→ DIRECTIVE
Output the data word for word, dropping every image.

— START —

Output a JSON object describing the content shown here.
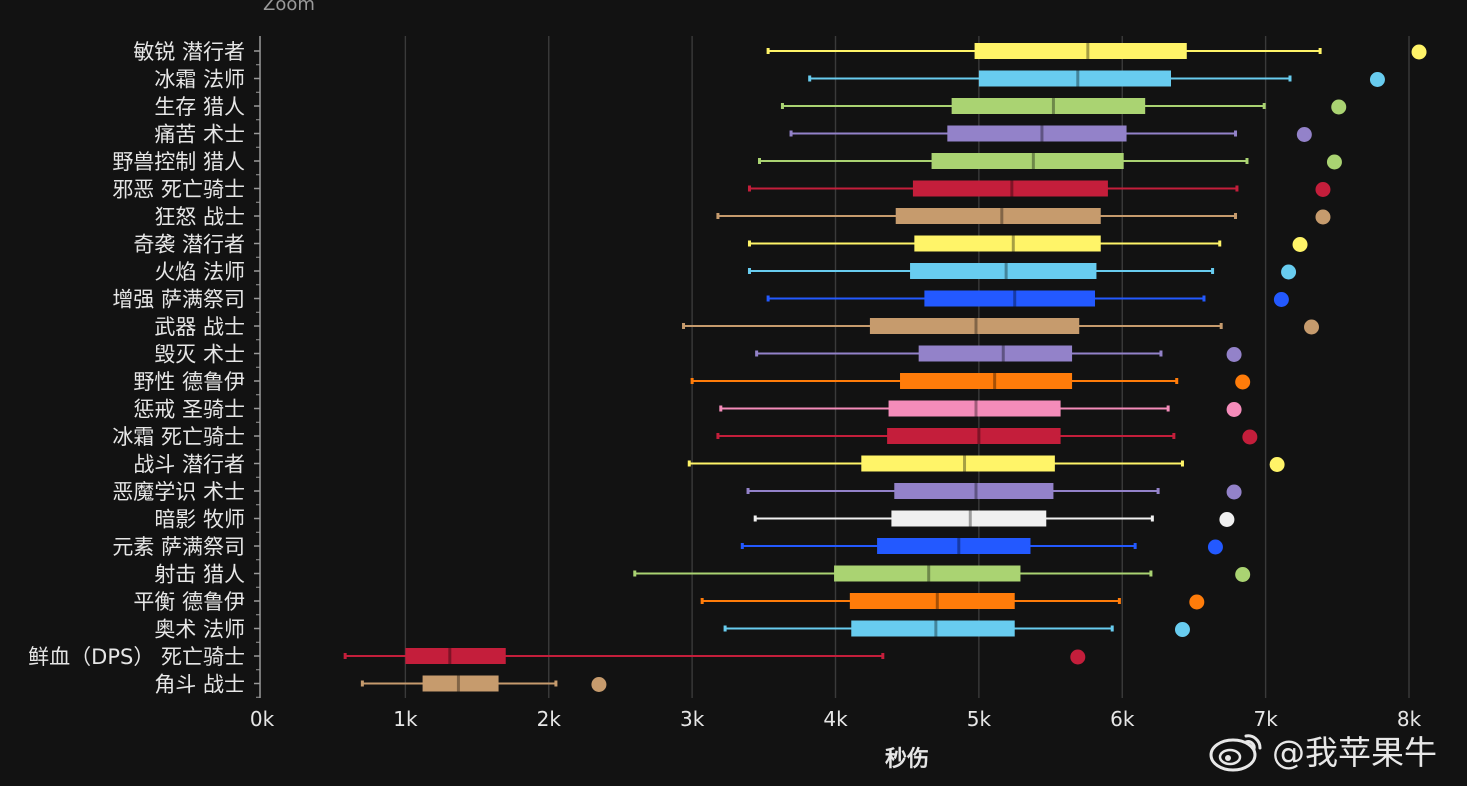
{
  "zoom_label": "Zoom",
  "watermark": {
    "text": "@我苹果牛",
    "icon": "weibo-icon"
  },
  "colors": {
    "background": "#121212",
    "grid": "#3a3a3a",
    "axis": "#9a9a9a",
    "text": "#e6e6e6"
  },
  "chart_data": {
    "type": "boxplot",
    "title": "",
    "xlabel": "秒伤",
    "ylabel": "",
    "xlim": [
      0,
      8000
    ],
    "grid": "vertical",
    "xticks": [
      0,
      1000,
      2000,
      3000,
      4000,
      5000,
      6000,
      7000,
      8000
    ],
    "xtick_labels": [
      "0k",
      "1k",
      "2k",
      "3k",
      "4k",
      "5k",
      "6k",
      "7k",
      "8k"
    ],
    "series": [
      {
        "label": "敏锐 潜行者",
        "color": "#fff468",
        "min": 3530,
        "q1": 4970,
        "median": 5760,
        "q3": 6450,
        "max": 7380,
        "outlier": 8070
      },
      {
        "label": "冰霜 法师",
        "color": "#68ccef",
        "min": 3820,
        "q1": 5000,
        "median": 5690,
        "q3": 6340,
        "max": 7170,
        "outlier": 7780
      },
      {
        "label": "生存 猎人",
        "color": "#aad372",
        "min": 3630,
        "q1": 4810,
        "median": 5520,
        "q3": 6160,
        "max": 6990,
        "outlier": 7510
      },
      {
        "label": "痛苦 术士",
        "color": "#9382c9",
        "min": 3690,
        "q1": 4780,
        "median": 5440,
        "q3": 6030,
        "max": 6790,
        "outlier": 7270
      },
      {
        "label": "野兽控制 猎人",
        "color": "#aad372",
        "min": 3470,
        "q1": 4670,
        "median": 5380,
        "q3": 6010,
        "max": 6870,
        "outlier": 7480
      },
      {
        "label": "邪恶 死亡骑士",
        "color": "#c41e3b",
        "min": 3400,
        "q1": 4540,
        "median": 5230,
        "q3": 5900,
        "max": 6800,
        "outlier": 7400
      },
      {
        "label": "狂怒 战士",
        "color": "#c69b6d",
        "min": 3180,
        "q1": 4420,
        "median": 5160,
        "q3": 5850,
        "max": 6790,
        "outlier": 7400
      },
      {
        "label": "奇袭 潜行者",
        "color": "#fff468",
        "min": 3400,
        "q1": 4550,
        "median": 5240,
        "q3": 5850,
        "max": 6680,
        "outlier": 7240
      },
      {
        "label": "火焰 法师",
        "color": "#68ccef",
        "min": 3400,
        "q1": 4520,
        "median": 5190,
        "q3": 5820,
        "max": 6630,
        "outlier": 7160
      },
      {
        "label": "增强 萨满祭司",
        "color": "#2359ff",
        "min": 3530,
        "q1": 4620,
        "median": 5250,
        "q3": 5810,
        "max": 6570,
        "outlier": 7110
      },
      {
        "label": "武器 战士",
        "color": "#c69b6d",
        "min": 2940,
        "q1": 4240,
        "median": 4980,
        "q3": 5700,
        "max": 6690,
        "outlier": 7320
      },
      {
        "label": "毁灭 术士",
        "color": "#9382c9",
        "min": 3450,
        "q1": 4580,
        "median": 5170,
        "q3": 5650,
        "max": 6270,
        "outlier": 6780
      },
      {
        "label": "野性 德鲁伊",
        "color": "#ff7c0a",
        "min": 3000,
        "q1": 4450,
        "median": 5110,
        "q3": 5650,
        "max": 6380,
        "outlier": 6840
      },
      {
        "label": "惩戒 圣骑士",
        "color": "#f48cba",
        "min": 3200,
        "q1": 4370,
        "median": 4980,
        "q3": 5570,
        "max": 6320,
        "outlier": 6780
      },
      {
        "label": "冰霜 死亡骑士",
        "color": "#c41e3b",
        "min": 3180,
        "q1": 4360,
        "median": 5000,
        "q3": 5570,
        "max": 6360,
        "outlier": 6890
      },
      {
        "label": "战斗 潜行者",
        "color": "#fff468",
        "min": 2980,
        "q1": 4180,
        "median": 4900,
        "q3": 5530,
        "max": 6420,
        "outlier": 7080
      },
      {
        "label": "恶魔学识 术士",
        "color": "#9382c9",
        "min": 3390,
        "q1": 4410,
        "median": 4980,
        "q3": 5520,
        "max": 6250,
        "outlier": 6780
      },
      {
        "label": "暗影 牧师",
        "color": "#f0f0f0",
        "min": 3440,
        "q1": 4390,
        "median": 4940,
        "q3": 5470,
        "max": 6210,
        "outlier": 6730
      },
      {
        "label": "元素 萨满祭司",
        "color": "#2359ff",
        "min": 3350,
        "q1": 4290,
        "median": 4860,
        "q3": 5360,
        "max": 6090,
        "outlier": 6650
      },
      {
        "label": "射击 猎人",
        "color": "#aad372",
        "min": 2600,
        "q1": 3990,
        "median": 4650,
        "q3": 5290,
        "max": 6200,
        "outlier": 6840
      },
      {
        "label": "平衡 德鲁伊",
        "color": "#ff7c0a",
        "min": 3070,
        "q1": 4100,
        "median": 4710,
        "q3": 5250,
        "max": 5980,
        "outlier": 6520
      },
      {
        "label": "奥术 法师",
        "color": "#68ccef",
        "min": 3230,
        "q1": 4110,
        "median": 4700,
        "q3": 5250,
        "max": 5930,
        "outlier": 6420
      },
      {
        "label": "鲜血（DPS） 死亡骑士",
        "color": "#c41e3b",
        "min": 580,
        "q1": 1000,
        "median": 1310,
        "q3": 1700,
        "max": 4330,
        "outlier": 5690
      },
      {
        "label": "角斗 战士",
        "color": "#c69b6d",
        "min": 700,
        "q1": 1120,
        "median": 1370,
        "q3": 1650,
        "max": 2050,
        "outlier": 2350
      }
    ]
  }
}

— END —

→ PROBLEM SOLUTION
Output a JSON object describing the content shown here.
{
  "zoom_label": "Zoom",
  "watermark": {
    "text": "@我苹果牛",
    "icon": "weibo-icon"
  },
  "colors": {
    "background": "#121212",
    "grid": "#3a3a3a",
    "axis": "#9a9a9a",
    "text": "#e6e6e6"
  },
  "chart_data": {
    "type": "boxplot",
    "title": "",
    "xlabel": "秒伤",
    "ylabel": "",
    "xlim": [
      0,
      8000
    ],
    "grid": "vertical",
    "xticks": [
      0,
      1000,
      2000,
      3000,
      4000,
      5000,
      6000,
      7000,
      8000
    ],
    "xtick_labels": [
      "0k",
      "1k",
      "2k",
      "3k",
      "4k",
      "5k",
      "6k",
      "7k",
      "8k"
    ],
    "series": [
      {
        "label": "敏锐 潜行者",
        "color": "#fff468",
        "min": 3530,
        "q1": 4970,
        "median": 5760,
        "q3": 6450,
        "max": 7380,
        "outlier": 8070
      },
      {
        "label": "冰霜 法师",
        "color": "#68ccef",
        "min": 3820,
        "q1": 5000,
        "median": 5690,
        "q3": 6340,
        "max": 7170,
        "outlier": 7780
      },
      {
        "label": "生存 猎人",
        "color": "#aad372",
        "min": 3630,
        "q1": 4810,
        "median": 5520,
        "q3": 6160,
        "max": 6990,
        "outlier": 7510
      },
      {
        "label": "痛苦 术士",
        "color": "#9382c9",
        "min": 3690,
        "q1": 4780,
        "median": 5440,
        "q3": 6030,
        "max": 6790,
        "outlier": 7270
      },
      {
        "label": "野兽控制 猎人",
        "color": "#aad372",
        "min": 3470,
        "q1": 4670,
        "median": 5380,
        "q3": 6010,
        "max": 6870,
        "outlier": 7480
      },
      {
        "label": "邪恶 死亡骑士",
        "color": "#c41e3b",
        "min": 3400,
        "q1": 4540,
        "median": 5230,
        "q3": 5900,
        "max": 6800,
        "outlier": 7400
      },
      {
        "label": "狂怒 战士",
        "color": "#c69b6d",
        "min": 3180,
        "q1": 4420,
        "median": 5160,
        "q3": 5850,
        "max": 6790,
        "outlier": 7400
      },
      {
        "label": "奇袭 潜行者",
        "color": "#fff468",
        "min": 3400,
        "q1": 4550,
        "median": 5240,
        "q3": 5850,
        "max": 6680,
        "outlier": 7240
      },
      {
        "label": "火焰 法师",
        "color": "#68ccef",
        "min": 3400,
        "q1": 4520,
        "median": 5190,
        "q3": 5820,
        "max": 6630,
        "outlier": 7160
      },
      {
        "label": "增强 萨满祭司",
        "color": "#2359ff",
        "min": 3530,
        "q1": 4620,
        "median": 5250,
        "q3": 5810,
        "max": 6570,
        "outlier": 7110
      },
      {
        "label": "武器 战士",
        "color": "#c69b6d",
        "min": 2940,
        "q1": 4240,
        "median": 4980,
        "q3": 5700,
        "max": 6690,
        "outlier": 7320
      },
      {
        "label": "毁灭 术士",
        "color": "#9382c9",
        "min": 3450,
        "q1": 4580,
        "median": 5170,
        "q3": 5650,
        "max": 6270,
        "outlier": 6780
      },
      {
        "label": "野性 德鲁伊",
        "color": "#ff7c0a",
        "min": 3000,
        "q1": 4450,
        "median": 5110,
        "q3": 5650,
        "max": 6380,
        "outlier": 6840
      },
      {
        "label": "惩戒 圣骑士",
        "color": "#f48cba",
        "min": 3200,
        "q1": 4370,
        "median": 4980,
        "q3": 5570,
        "max": 6320,
        "outlier": 6780
      },
      {
        "label": "冰霜 死亡骑士",
        "color": "#c41e3b",
        "min": 3180,
        "q1": 4360,
        "median": 5000,
        "q3": 5570,
        "max": 6360,
        "outlier": 6890
      },
      {
        "label": "战斗 潜行者",
        "color": "#fff468",
        "min": 2980,
        "q1": 4180,
        "median": 4900,
        "q3": 5530,
        "max": 6420,
        "outlier": 7080
      },
      {
        "label": "恶魔学识 术士",
        "color": "#9382c9",
        "min": 3390,
        "q1": 4410,
        "median": 4980,
        "q3": 5520,
        "max": 6250,
        "outlier": 6780
      },
      {
        "label": "暗影 牧师",
        "color": "#f0f0f0",
        "min": 3440,
        "q1": 4390,
        "median": 4940,
        "q3": 5470,
        "max": 6210,
        "outlier": 6730
      },
      {
        "label": "元素 萨满祭司",
        "color": "#2359ff",
        "min": 3350,
        "q1": 4290,
        "median": 4860,
        "q3": 5360,
        "max": 6090,
        "outlier": 6650
      },
      {
        "label": "射击 猎人",
        "color": "#aad372",
        "min": 2600,
        "q1": 3990,
        "median": 4650,
        "q3": 5290,
        "max": 6200,
        "outlier": 6840
      },
      {
        "label": "平衡 德鲁伊",
        "color": "#ff7c0a",
        "min": 3070,
        "q1": 4100,
        "median": 4710,
        "q3": 5250,
        "max": 5980,
        "outlier": 6520
      },
      {
        "label": "奥术 法师",
        "color": "#68ccef",
        "min": 3230,
        "q1": 4110,
        "median": 4700,
        "q3": 5250,
        "max": 5930,
        "outlier": 6420
      },
      {
        "label": "鲜血（DPS） 死亡骑士",
        "color": "#c41e3b",
        "min": 580,
        "q1": 1000,
        "median": 1310,
        "q3": 1700,
        "max": 4330,
        "outlier": 5690
      },
      {
        "label": "角斗 战士",
        "color": "#c69b6d",
        "min": 700,
        "q1": 1120,
        "median": 1370,
        "q3": 1650,
        "max": 2050,
        "outlier": 2350
      }
    ]
  }
}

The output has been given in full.